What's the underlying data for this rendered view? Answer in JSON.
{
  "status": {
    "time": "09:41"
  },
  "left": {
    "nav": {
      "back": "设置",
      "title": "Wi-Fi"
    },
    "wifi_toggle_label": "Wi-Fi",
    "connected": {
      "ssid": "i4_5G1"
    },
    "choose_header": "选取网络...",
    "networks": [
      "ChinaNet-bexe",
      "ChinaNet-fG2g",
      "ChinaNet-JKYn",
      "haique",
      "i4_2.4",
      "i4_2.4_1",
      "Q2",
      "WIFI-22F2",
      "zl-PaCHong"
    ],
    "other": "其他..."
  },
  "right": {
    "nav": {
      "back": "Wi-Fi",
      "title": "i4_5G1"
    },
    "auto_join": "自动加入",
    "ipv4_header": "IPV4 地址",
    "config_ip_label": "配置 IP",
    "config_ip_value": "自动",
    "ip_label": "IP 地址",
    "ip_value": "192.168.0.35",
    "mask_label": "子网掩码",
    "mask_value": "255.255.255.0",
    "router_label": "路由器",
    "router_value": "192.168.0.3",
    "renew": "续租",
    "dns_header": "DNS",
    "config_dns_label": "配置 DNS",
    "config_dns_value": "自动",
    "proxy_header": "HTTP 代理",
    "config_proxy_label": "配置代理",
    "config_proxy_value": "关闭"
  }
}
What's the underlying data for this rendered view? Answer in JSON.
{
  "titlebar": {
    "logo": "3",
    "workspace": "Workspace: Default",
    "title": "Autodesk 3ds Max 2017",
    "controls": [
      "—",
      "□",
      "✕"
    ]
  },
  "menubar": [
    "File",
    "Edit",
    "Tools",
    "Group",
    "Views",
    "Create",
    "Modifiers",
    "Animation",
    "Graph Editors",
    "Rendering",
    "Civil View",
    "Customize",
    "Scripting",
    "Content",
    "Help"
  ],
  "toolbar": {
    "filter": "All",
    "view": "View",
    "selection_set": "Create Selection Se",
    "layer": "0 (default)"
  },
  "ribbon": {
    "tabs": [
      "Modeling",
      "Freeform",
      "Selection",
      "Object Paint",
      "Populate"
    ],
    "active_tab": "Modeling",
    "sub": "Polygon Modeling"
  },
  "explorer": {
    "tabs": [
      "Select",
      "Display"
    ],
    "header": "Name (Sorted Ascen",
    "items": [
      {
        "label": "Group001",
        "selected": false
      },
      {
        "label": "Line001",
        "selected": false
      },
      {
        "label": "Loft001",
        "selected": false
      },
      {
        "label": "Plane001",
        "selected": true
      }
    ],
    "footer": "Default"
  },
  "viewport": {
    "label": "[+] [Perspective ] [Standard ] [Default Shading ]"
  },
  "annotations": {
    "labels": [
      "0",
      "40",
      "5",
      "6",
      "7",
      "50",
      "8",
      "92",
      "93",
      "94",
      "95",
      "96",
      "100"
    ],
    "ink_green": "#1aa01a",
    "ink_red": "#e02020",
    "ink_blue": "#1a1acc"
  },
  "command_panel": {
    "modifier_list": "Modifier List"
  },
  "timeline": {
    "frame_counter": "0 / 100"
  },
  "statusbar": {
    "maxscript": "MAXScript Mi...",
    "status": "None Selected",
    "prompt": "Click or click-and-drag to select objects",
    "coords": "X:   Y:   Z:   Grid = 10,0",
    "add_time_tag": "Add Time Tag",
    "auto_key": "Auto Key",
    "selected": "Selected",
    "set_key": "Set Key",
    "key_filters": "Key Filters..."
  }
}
※ ※ ※
■ **EXERCISE DESCRIPTION**: Reproduce each line of the material above precisely.

■ **SOLUTION FOR THIS TASK**:
What's the underlying data for this rendered view? Answer in JSON.
{
  "status": {
    "time": "09:41"
  },
  "left": {
    "nav": {
      "back": "设置",
      "title": "Wi-Fi"
    },
    "wifi_toggle_label": "Wi-Fi",
    "connected": {
      "ssid": "i4_5G1"
    },
    "choose_header": "选取网络...",
    "networks": [
      "ChinaNet-bexe",
      "ChinaNet-fG2g",
      "ChinaNet-JKYn",
      "haique",
      "i4_2.4",
      "i4_2.4_1",
      "Q2",
      "WIFI-22F2",
      "zl-PaCHong"
    ],
    "other": "其他..."
  },
  "right": {
    "nav": {
      "back": "Wi-Fi",
      "title": "i4_5G1"
    },
    "auto_join": "自动加入",
    "ipv4_header": "IPV4 地址",
    "config_ip_label": "配置 IP",
    "config_ip_value": "自动",
    "ip_label": "IP 地址",
    "ip_value": "192.168.0.35",
    "mask_label": "子网掩码",
    "mask_value": "255.255.255.0",
    "router_label": "路由器",
    "router_value": "192.168.0.3",
    "renew": "续租",
    "dns_header": "DNS",
    "config_dns_label": "配置 DNS",
    "config_dns_value": "自动",
    "proxy_header": "HTTP 代理",
    "config_proxy_label": "配置代理",
    "config_proxy_value": "关闭"
  }
}
What's the underlying data for this rendered view? Answer in JSON.
{
  "titlebar": {
    "logo": "3",
    "workspace": "Workspace: Default",
    "title": "Autodesk 3ds Max 2017",
    "controls": [
      "—",
      "□",
      "✕"
    ]
  },
  "menubar": [
    "File",
    "Edit",
    "Tools",
    "Group",
    "Views",
    "Create",
    "Modifiers",
    "Animation",
    "Graph Editors",
    "Rendering",
    "Civil View",
    "Customize",
    "Scripting",
    "Content",
    "Help"
  ],
  "toolbar": {
    "filter": "All",
    "view": "View",
    "selection_set": "Create Selection Se",
    "layer": "0 (default)"
  },
  "ribbon": {
    "tabs": [
      "Modeling",
      "Freeform",
      "Selection",
      "Object Paint",
      "Populate"
    ],
    "active_tab": "Modeling",
    "sub": "Polygon Modeling"
  },
  "explorer": {
    "tabs": [
      "Select",
      "Display"
    ],
    "header": "Name (Sorted Ascen",
    "items": [
      {
        "label": "Group001",
        "selected": false
      },
      {
        "label": "Line001",
        "selected": false
      },
      {
        "label": "Loft001",
        "selected": false
      },
      {
        "label": "Plane001",
        "selected": true
      }
    ],
    "footer": "Default"
  },
  "viewport": {
    "label": "[+] [Perspective ] [Standard ] [Default Shading ]"
  },
  "annotations": {
    "labels": [
      "0",
      "40",
      "5",
      "6",
      "7",
      "50",
      "8",
      "92",
      "93",
      "94",
      "95",
      "96",
      "100"
    ],
    "ink_green": "#1aa01a",
    "ink_red": "#e02020",
    "ink_blue": "#1a1acc"
  },
  "command_panel": {
    "modifier_list": "Modifier List"
  },
  "timeline": {
    "frame_counter": "0 / 100"
  },
  "statusbar": {
    "maxscript": "MAXScript Mi...",
    "status": "None Selected",
    "prompt": "Click or click-and-drag to select objects",
    "coords": "X:   Y:   Z:   Grid = 10,0",
    "add_time_tag": "Add Time Tag",
    "auto_key": "Auto Key",
    "selected": "Selected",
    "set_key": "Set Key",
    "key_filters": "Key Filters..."
  }
}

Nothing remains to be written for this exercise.